#### Stated problem:
Go through the entries below and print each one exactly, leaving out pictures.
++++++++
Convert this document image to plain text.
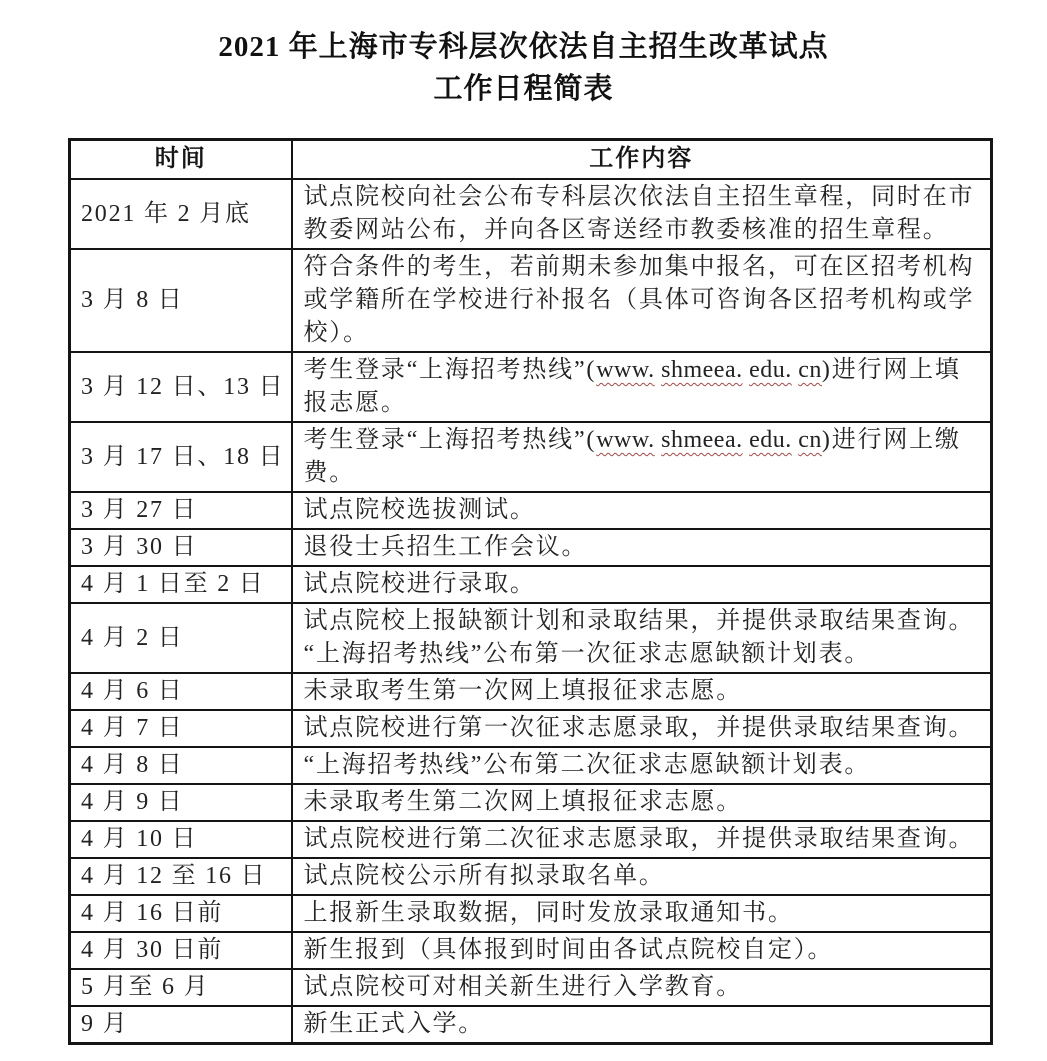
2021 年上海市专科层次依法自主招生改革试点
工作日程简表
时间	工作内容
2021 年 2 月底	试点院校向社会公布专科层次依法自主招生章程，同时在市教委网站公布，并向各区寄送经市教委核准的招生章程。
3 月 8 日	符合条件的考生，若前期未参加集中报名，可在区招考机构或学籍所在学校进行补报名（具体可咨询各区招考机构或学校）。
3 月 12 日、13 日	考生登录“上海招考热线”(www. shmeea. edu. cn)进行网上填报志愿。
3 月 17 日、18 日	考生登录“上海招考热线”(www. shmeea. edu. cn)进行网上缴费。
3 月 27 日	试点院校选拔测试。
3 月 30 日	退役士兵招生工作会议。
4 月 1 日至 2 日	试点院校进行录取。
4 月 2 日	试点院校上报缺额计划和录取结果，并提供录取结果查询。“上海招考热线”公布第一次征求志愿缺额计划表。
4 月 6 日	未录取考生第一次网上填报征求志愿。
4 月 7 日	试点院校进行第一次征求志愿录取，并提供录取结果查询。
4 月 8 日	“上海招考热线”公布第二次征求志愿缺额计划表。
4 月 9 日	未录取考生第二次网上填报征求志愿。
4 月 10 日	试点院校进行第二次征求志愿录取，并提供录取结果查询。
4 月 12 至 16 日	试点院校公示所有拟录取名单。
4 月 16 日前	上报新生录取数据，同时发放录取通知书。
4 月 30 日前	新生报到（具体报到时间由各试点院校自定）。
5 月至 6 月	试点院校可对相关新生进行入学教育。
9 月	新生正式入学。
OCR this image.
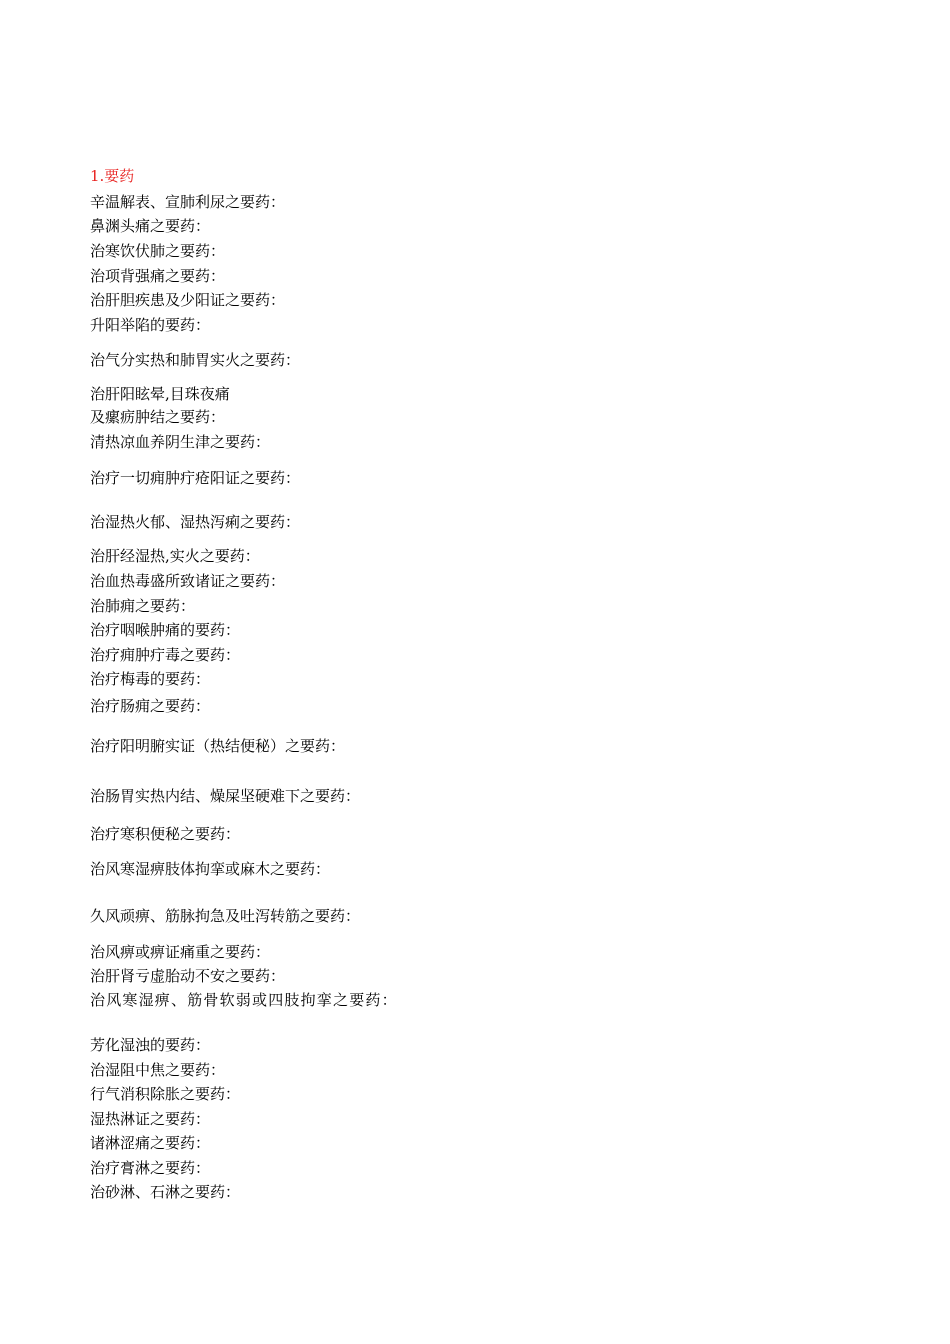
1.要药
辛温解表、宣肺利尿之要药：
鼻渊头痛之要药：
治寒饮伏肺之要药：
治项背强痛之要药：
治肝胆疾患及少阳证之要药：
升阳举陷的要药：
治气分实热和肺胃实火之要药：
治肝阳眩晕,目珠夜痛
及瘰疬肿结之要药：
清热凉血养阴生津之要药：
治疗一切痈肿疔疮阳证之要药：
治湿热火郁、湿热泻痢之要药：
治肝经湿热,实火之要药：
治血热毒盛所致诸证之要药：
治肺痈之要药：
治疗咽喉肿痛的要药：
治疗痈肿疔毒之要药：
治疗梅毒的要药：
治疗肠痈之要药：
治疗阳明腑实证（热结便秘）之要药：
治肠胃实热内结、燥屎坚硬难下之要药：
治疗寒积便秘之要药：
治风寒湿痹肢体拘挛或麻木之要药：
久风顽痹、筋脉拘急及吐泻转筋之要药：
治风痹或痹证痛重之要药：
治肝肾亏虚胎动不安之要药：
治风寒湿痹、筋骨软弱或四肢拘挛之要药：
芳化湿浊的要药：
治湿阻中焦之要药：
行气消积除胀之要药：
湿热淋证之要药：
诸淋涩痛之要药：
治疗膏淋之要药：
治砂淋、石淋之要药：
++++++++
#### Answer to the task:
Convert this document image to plain text.
2021 年上海市专科层次依法自主招生改革试点
工作日程简表
时间	工作内容
2021 年 2 月底	试点院校向社会公布专科层次依法自主招生章程，同时在市教委网站公布，并向各区寄送经市教委核准的招生章程。
3 月 8 日	符合条件的考生，若前期未参加集中报名，可在区招考机构或学籍所在学校进行补报名（具体可咨询各区招考机构或学校）。
3 月 12 日、13 日	考生登录“上海招考热线”(www. shmeea. edu. cn)进行网上填报志愿。
3 月 17 日、18 日	考生登录“上海招考热线”(www. shmeea. edu. cn)进行网上缴费。
3 月 27 日	试点院校选拔测试。
3 月 30 日	退役士兵招生工作会议。
4 月 1 日至 2 日	试点院校进行录取。
4 月 2 日	试点院校上报缺额计划和录取结果，并提供录取结果查询。“上海招考热线”公布第一次征求志愿缺额计划表。
4 月 6 日	未录取考生第一次网上填报征求志愿。
4 月 7 日	试点院校进行第一次征求志愿录取，并提供录取结果查询。
4 月 8 日	“上海招考热线”公布第二次征求志愿缺额计划表。
4 月 9 日	未录取考生第二次网上填报征求志愿。
4 月 10 日	试点院校进行第二次征求志愿录取，并提供录取结果查询。
4 月 12 至 16 日	试点院校公示所有拟录取名单。
4 月 16 日前	上报新生录取数据，同时发放录取通知书。
4 月 30 日前	新生报到（具体报到时间由各试点院校自定）。
5 月至 6 月	试点院校可对相关新生进行入学教育。
9 月	新生正式入学。
OCR this image.
1.要药
辛温解表、宣肺利尿之要药：
鼻渊头痛之要药：
治寒饮伏肺之要药：
治项背强痛之要药：
治肝胆疾患及少阳证之要药：
升阳举陷的要药：
治气分实热和肺胃实火之要药：
治肝阳眩晕,目珠夜痛
及瘰疬肿结之要药：
清热凉血养阴生津之要药：
治疗一切痈肿疔疮阳证之要药：
治湿热火郁、湿热泻痢之要药：
治肝经湿热,实火之要药：
治血热毒盛所致诸证之要药：
治肺痈之要药：
治疗咽喉肿痛的要药：
治疗痈肿疔毒之要药：
治疗梅毒的要药：
治疗肠痈之要药：
治疗阳明腑实证（热结便秘）之要药：
治肠胃实热内结、燥屎坚硬难下之要药：
治疗寒积便秘之要药：
治风寒湿痹肢体拘挛或麻木之要药：
久风顽痹、筋脉拘急及吐泻转筋之要药：
治风痹或痹证痛重之要药：
治肝肾亏虚胎动不安之要药：
治风寒湿痹、筋骨软弱或四肢拘挛之要药：
芳化湿浊的要药：
治湿阻中焦之要药：
行气消积除胀之要药：
湿热淋证之要药：
诸淋涩痛之要药：
治疗膏淋之要药：
治砂淋、石淋之要药：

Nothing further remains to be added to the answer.